--- The problem ---
Could you reproduce all the entries under this sentence exactly, leaving the images aside?

·····

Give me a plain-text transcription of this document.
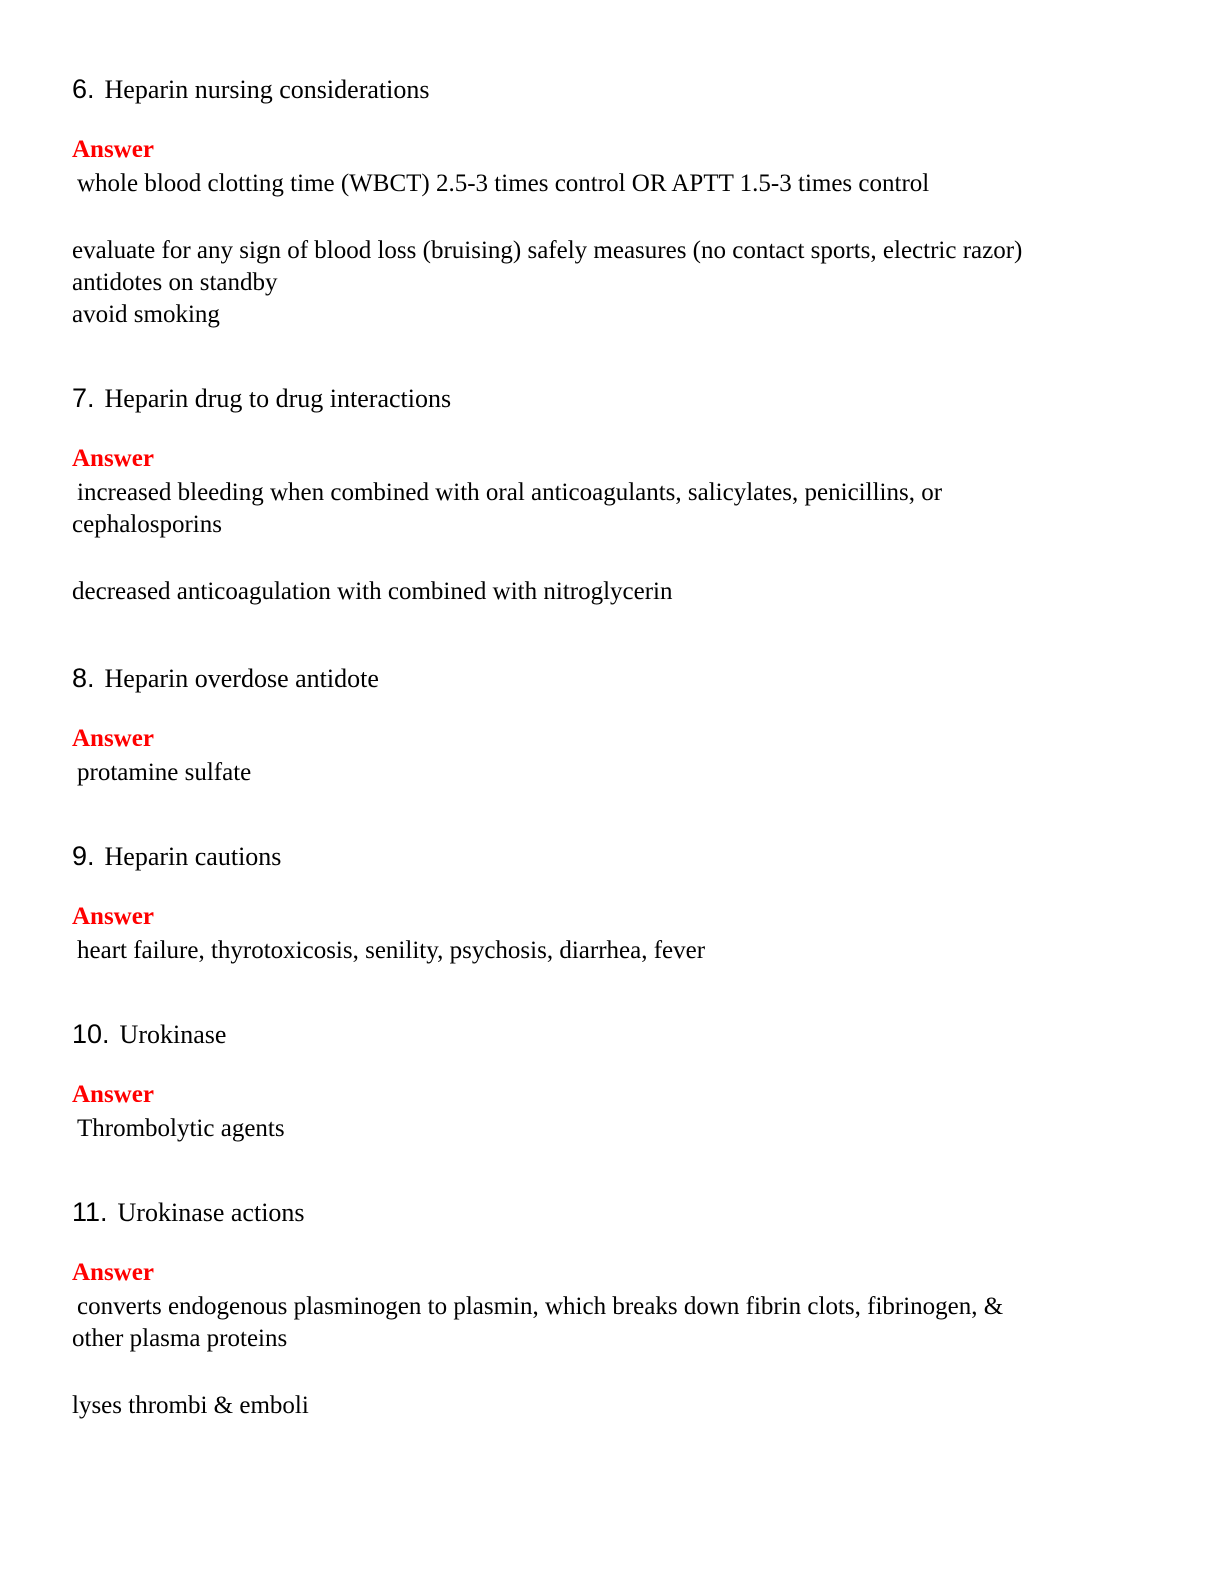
6. Heparin nursing considerations
Answer

whole blood clotting time (WBCT) 2.5-3 times control OR APTT 1.5-3 times control

evaluate for any sign of blood loss (bruising) safely measures (no contact sports, electric razor)

antidotes on standby

avoid smoking

7. Heparin drug to drug interactions
Answer

increased bleeding when combined with oral anticoagulants, salicylates, penicillins, or

cephalosporins

decreased anticoagulation with combined with nitroglycerin

8. Heparin overdose antidote
Answer

protamine sulfate

9. Heparin cautions
Answer

heart failure, thyrotoxicosis, senility, psychosis, diarrhea, fever

10. Urokinase
Answer

Thrombolytic agents

11. Urokinase actions
Answer

converts endogenous plasminogen to plasmin, which breaks down fibrin clots, fibrinogen, &

other plasma proteins

lyses thrombi & emboli
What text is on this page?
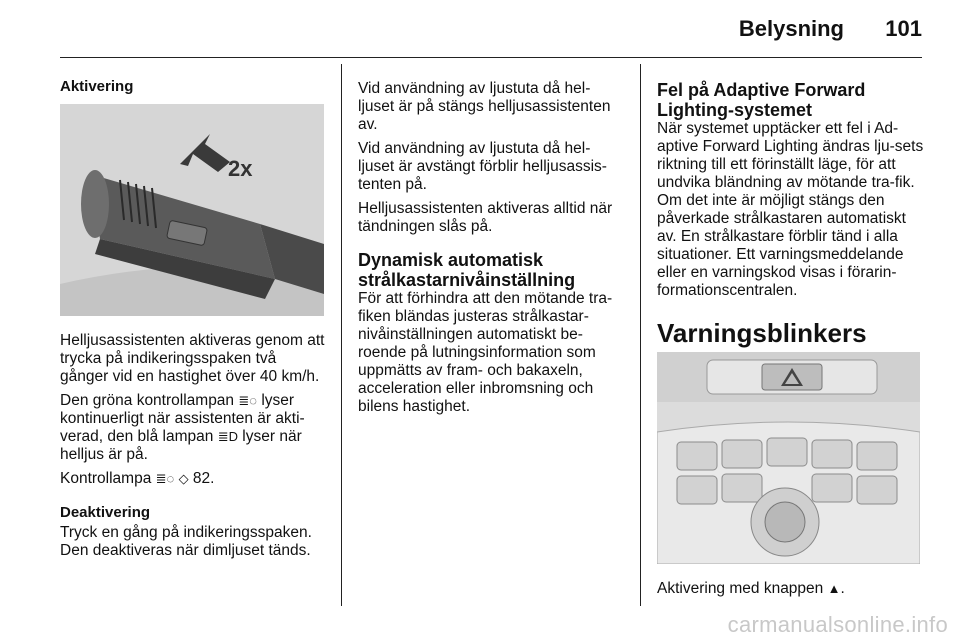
Belysning 101
Aktivering
2x

Helljusassistenten aktiveras genom att trycka på indikeringsspaken två gånger vid en hastighet över 40 km/h.

Den gröna kontrollampan ≣◌ lyser kontinuerligt när assistenten är akti-verad, den blå lampan ≣D lyser när helljus är på.

Kontrollampa ≣◌ ◇ 82.

Deaktivering

Tryck en gång på indikeringsspaken. Den deaktiveras när dimljuset tänds.

Vid användning av ljustuta då hel-ljuset är på stängs helljusassistenten av.

Vid användning av ljustuta då hel-ljuset är avstängt förblir helljusassis-tenten på.

Helljusassistenten aktiveras alltid när tändningen slås på.

Dynamisk automatisk strålkastarnivåinställning

För att förhindra att den mötande tra-fiken bländas justeras strålkastar-nivåinställningen automatiskt be-roende på lutningsinformation som uppmätts av fram- och bakaxeln, acceleration eller inbromsning och bilens hastighet.

Fel på Adaptive Forward Lighting-systemet

När systemet upptäcker ett fel i Ad-aptive Forward Lighting ändras lju-sets riktning till ett förinställt läge, för att undvika bländning av mötande tra-fik. Om det inte är möjligt stängs den påverkade strålkastaren automatiskt av. En strålkastare förblir tänd i alla situationer. Ett varningsmeddelande eller en varningskod visas i förarin-formationscentralen.

Varningsblinkers
Aktivering med knappen ▲.
carmanualsonline.info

·····

--- Answer area ---
Give me a plain-text transcription of this document.
6. Heparin nursing considerations
Answer

whole blood clotting time (WBCT) 2.5-3 times control OR APTT 1.5-3 times control

evaluate for any sign of blood loss (bruising) safely measures (no contact sports, electric razor)

antidotes on standby

avoid smoking

7. Heparin drug to drug interactions
Answer

increased bleeding when combined with oral anticoagulants, salicylates, penicillins, or

cephalosporins

decreased anticoagulation with combined with nitroglycerin

8. Heparin overdose antidote
Answer

protamine sulfate

9. Heparin cautions
Answer

heart failure, thyrotoxicosis, senility, psychosis, diarrhea, fever

10. Urokinase
Answer

Thrombolytic agents

11. Urokinase actions
Answer

converts endogenous plasminogen to plasmin, which breaks down fibrin clots, fibrinogen, &

other plasma proteins

lyses thrombi & emboli
What text is on this page?
Belysning 101
Aktivering
2x

Helljusassistenten aktiveras genom att trycka på indikeringsspaken två gånger vid en hastighet över 40 km/h.

Den gröna kontrollampan ≣◌ lyser kontinuerligt när assistenten är akti-verad, den blå lampan ≣D lyser när helljus är på.

Kontrollampa ≣◌ ◇ 82.

Deaktivering

Tryck en gång på indikeringsspaken. Den deaktiveras när dimljuset tänds.

Vid användning av ljustuta då hel-ljuset är på stängs helljusassistenten av.

Vid användning av ljustuta då hel-ljuset är avstängt förblir helljusassis-tenten på.

Helljusassistenten aktiveras alltid när tändningen slås på.

Dynamisk automatisk strålkastarnivåinställning

För att förhindra att den mötande tra-fiken bländas justeras strålkastar-nivåinställningen automatiskt be-roende på lutningsinformation som uppmätts av fram- och bakaxeln, acceleration eller inbromsning och bilens hastighet.

Fel på Adaptive Forward Lighting-systemet

När systemet upptäcker ett fel i Ad-aptive Forward Lighting ändras lju-sets riktning till ett förinställt läge, för att undvika bländning av mötande tra-fik. Om det inte är möjligt stängs den påverkade strålkastaren automatiskt av. En strålkastare förblir tänd i alla situationer. Ett varningsmeddelande eller en varningskod visas i förarin-formationscentralen.

Varningsblinkers
Aktivering med knappen ▲.
carmanualsonline.info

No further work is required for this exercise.